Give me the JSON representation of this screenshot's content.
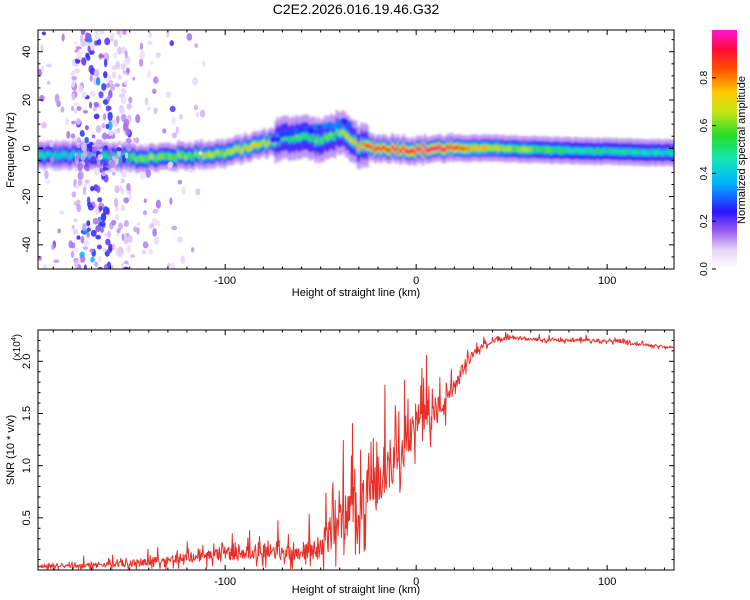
{
  "title": "C2E2.2026.016.19.46.G32",
  "chart_data": [
    {
      "type": "heatmap",
      "name": "spectrogram",
      "xlabel": "Height of straight line (km)",
      "ylabel": "Frequency (Hz)",
      "xlim": [
        -198,
        135
      ],
      "ylim": [
        -50,
        49
      ],
      "xticks": [
        -100,
        0,
        100
      ],
      "xtick_labels": [
        "-100",
        "0",
        "100"
      ],
      "yticks": [
        -40,
        -20,
        0,
        20,
        40
      ],
      "ytick_labels": [
        "-40",
        "-20",
        "0",
        "20",
        "40"
      ],
      "colorbar": {
        "label": "Normalized spectral amplitude",
        "range": [
          0.0,
          1.0
        ],
        "ticks": [
          0.0,
          0.2,
          0.4,
          0.6,
          0.8
        ],
        "tick_labels": [
          "0.0",
          "0.2",
          "0.4",
          "0.6",
          "0.8"
        ]
      },
      "ridge": {
        "x": [
          -198,
          -170,
          -140,
          -120,
          -100,
          -90,
          -80,
          -70,
          -60,
          -50,
          -45,
          -40,
          -35,
          -30,
          -20,
          -10,
          0,
          10,
          20,
          40,
          80,
          135
        ],
        "center_hz": [
          -3,
          -3,
          -4,
          -3,
          -2,
          0,
          2,
          4,
          5,
          3,
          5,
          7,
          3,
          1,
          0,
          0,
          -1,
          0,
          0,
          0,
          -1,
          -2
        ],
        "peak_amplitude": [
          0.45,
          0.45,
          0.6,
          0.6,
          0.65,
          0.7,
          0.65,
          0.6,
          0.55,
          0.55,
          0.6,
          0.6,
          0.7,
          0.8,
          0.9,
          0.9,
          0.95,
          0.95,
          0.85,
          0.7,
          0.5,
          0.45
        ]
      },
      "noise_band_x_km": [
        -180,
        -150
      ]
    },
    {
      "type": "line",
      "name": "snr",
      "xlabel": "Height of straight line (km)",
      "ylabel": "SNR (10 * v/v)",
      "multiplier_label": "(x10",
      "multiplier_exp": "4",
      "multiplier_close": ")",
      "xlim": [
        -198,
        135
      ],
      "ylim": [
        0,
        2.3
      ],
      "xticks": [
        -100,
        0,
        100
      ],
      "xtick_labels": [
        "-100",
        "0",
        "100"
      ],
      "yticks": [
        0.5,
        1.0,
        1.5,
        2.0
      ],
      "ytick_labels": [
        "0.5",
        "1.0",
        "1.5",
        "2.0"
      ],
      "color": "#e8302a",
      "series": [
        {
          "name": "SNR",
          "x": [
            -198,
            -180,
            -160,
            -140,
            -120,
            -100,
            -90,
            -80,
            -70,
            -60,
            -50,
            -45,
            -40,
            -35,
            -30,
            -25,
            -20,
            -15,
            -10,
            -5,
            0,
            5,
            10,
            15,
            20,
            25,
            30,
            35,
            40,
            50,
            60,
            80,
            100,
            120,
            135
          ],
          "y": [
            0.03,
            0.04,
            0.05,
            0.08,
            0.12,
            0.15,
            0.17,
            0.18,
            0.16,
            0.17,
            0.22,
            0.35,
            0.45,
            0.55,
            0.62,
            0.72,
            0.85,
            1.0,
            1.12,
            1.28,
            1.4,
            1.45,
            1.52,
            1.6,
            1.75,
            1.95,
            2.08,
            2.15,
            2.2,
            2.22,
            2.21,
            2.2,
            2.2,
            2.16,
            2.13
          ],
          "noise": [
            0.02,
            0.03,
            0.04,
            0.06,
            0.08,
            0.1,
            0.1,
            0.12,
            0.12,
            0.12,
            0.18,
            0.28,
            0.35,
            0.4,
            0.4,
            0.42,
            0.42,
            0.4,
            0.38,
            0.36,
            0.34,
            0.3,
            0.26,
            0.22,
            0.16,
            0.1,
            0.06,
            0.04,
            0.03,
            0.025,
            0.025,
            0.025,
            0.025,
            0.02,
            0.02
          ]
        }
      ]
    }
  ]
}
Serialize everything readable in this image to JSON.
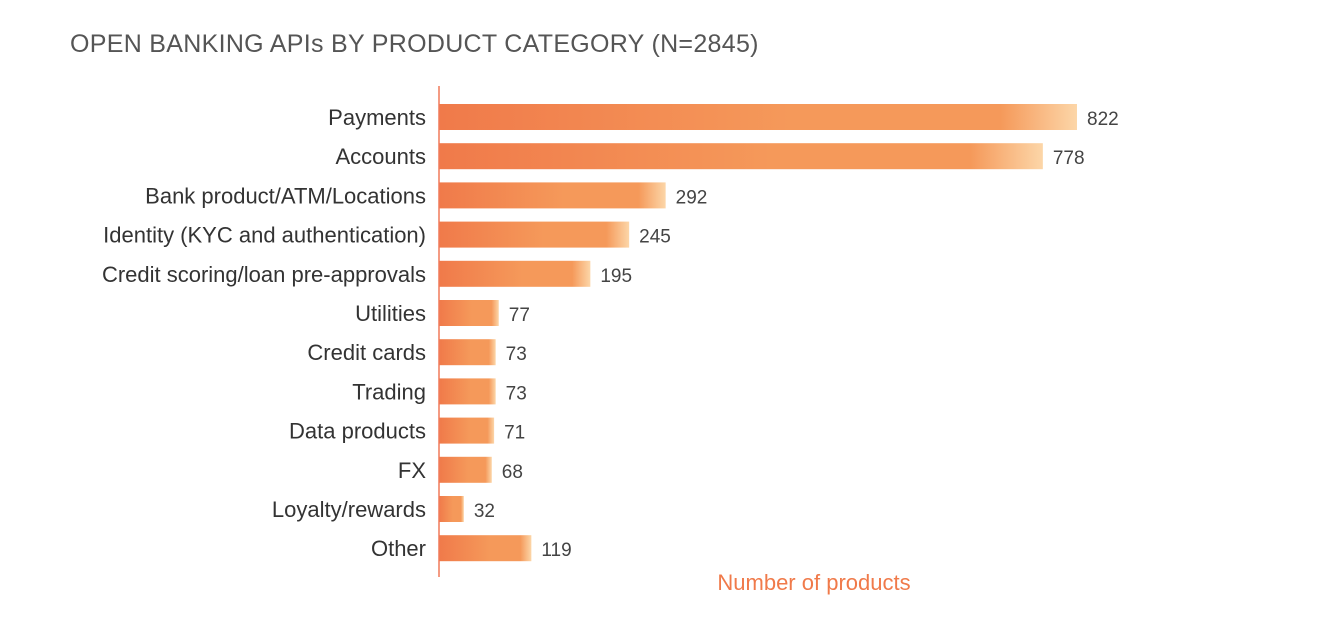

========

● **Prompt**:
All of the data needs repeating exactly, but the pictures do not.

● **Full answer**:
Give me the JSON representation of this screenshot's content.
{
  "title": "C2E2.2026.016.19.46.G32",
  "chart_data": [
    {
      "type": "heatmap",
      "name": "spectrogram",
      "xlabel": "Height of straight line (km)",
      "ylabel": "Frequency (Hz)",
      "xlim": [
        -198,
        135
      ],
      "ylim": [
        -50,
        49
      ],
      "xticks": [
        -100,
        0,
        100
      ],
      "xtick_labels": [
        "-100",
        "0",
        "100"
      ],
      "yticks": [
        -40,
        -20,
        0,
        20,
        40
      ],
      "ytick_labels": [
        "-40",
        "-20",
        "0",
        "20",
        "40"
      ],
      "colorbar": {
        "label": "Normalized spectral amplitude",
        "range": [
          0.0,
          1.0
        ],
        "ticks": [
          0.0,
          0.2,
          0.4,
          0.6,
          0.8
        ],
        "tick_labels": [
          "0.0",
          "0.2",
          "0.4",
          "0.6",
          "0.8"
        ]
      },
      "ridge": {
        "x": [
          -198,
          -170,
          -140,
          -120,
          -100,
          -90,
          -80,
          -70,
          -60,
          -50,
          -45,
          -40,
          -35,
          -30,
          -20,
          -10,
          0,
          10,
          20,
          40,
          80,
          135
        ],
        "center_hz": [
          -3,
          -3,
          -4,
          -3,
          -2,
          0,
          2,
          4,
          5,
          3,
          5,
          7,
          3,
          1,
          0,
          0,
          -1,
          0,
          0,
          0,
          -1,
          -2
        ],
        "peak_amplitude": [
          0.45,
          0.45,
          0.6,
          0.6,
          0.65,
          0.7,
          0.65,
          0.6,
          0.55,
          0.55,
          0.6,
          0.6,
          0.7,
          0.8,
          0.9,
          0.9,
          0.95,
          0.95,
          0.85,
          0.7,
          0.5,
          0.45
        ]
      },
      "noise_band_x_km": [
        -180,
        -150
      ]
    },
    {
      "type": "line",
      "name": "snr",
      "xlabel": "Height of straight line (km)",
      "ylabel": "SNR (10 * v/v)",
      "multiplier_label": "(x10",
      "multiplier_exp": "4",
      "multiplier_close": ")",
      "xlim": [
        -198,
        135
      ],
      "ylim": [
        0,
        2.3
      ],
      "xticks": [
        -100,
        0,
        100
      ],
      "xtick_labels": [
        "-100",
        "0",
        "100"
      ],
      "yticks": [
        0.5,
        1.0,
        1.5,
        2.0
      ],
      "ytick_labels": [
        "0.5",
        "1.0",
        "1.5",
        "2.0"
      ],
      "color": "#e8302a",
      "series": [
        {
          "name": "SNR",
          "x": [
            -198,
            -180,
            -160,
            -140,
            -120,
            -100,
            -90,
            -80,
            -70,
            -60,
            -50,
            -45,
            -40,
            -35,
            -30,
            -25,
            -20,
            -15,
            -10,
            -5,
            0,
            5,
            10,
            15,
            20,
            25,
            30,
            35,
            40,
            50,
            60,
            80,
            100,
            120,
            135
          ],
          "y": [
            0.03,
            0.04,
            0.05,
            0.08,
            0.12,
            0.15,
            0.17,
            0.18,
            0.16,
            0.17,
            0.22,
            0.35,
            0.45,
            0.55,
            0.62,
            0.72,
            0.85,
            1.0,
            1.12,
            1.28,
            1.4,
            1.45,
            1.52,
            1.6,
            1.75,
            1.95,
            2.08,
            2.15,
            2.2,
            2.22,
            2.21,
            2.2,
            2.2,
            2.16,
            2.13
          ],
          "noise": [
            0.02,
            0.03,
            0.04,
            0.06,
            0.08,
            0.1,
            0.1,
            0.12,
            0.12,
            0.12,
            0.18,
            0.28,
            0.35,
            0.4,
            0.4,
            0.42,
            0.42,
            0.4,
            0.38,
            0.36,
            0.34,
            0.3,
            0.26,
            0.22,
            0.16,
            0.1,
            0.06,
            0.04,
            0.03,
            0.025,
            0.025,
            0.025,
            0.025,
            0.02,
            0.02
          ]
        }
      ]
    }
  ]
}
Serialize everything readable in this image to JSON.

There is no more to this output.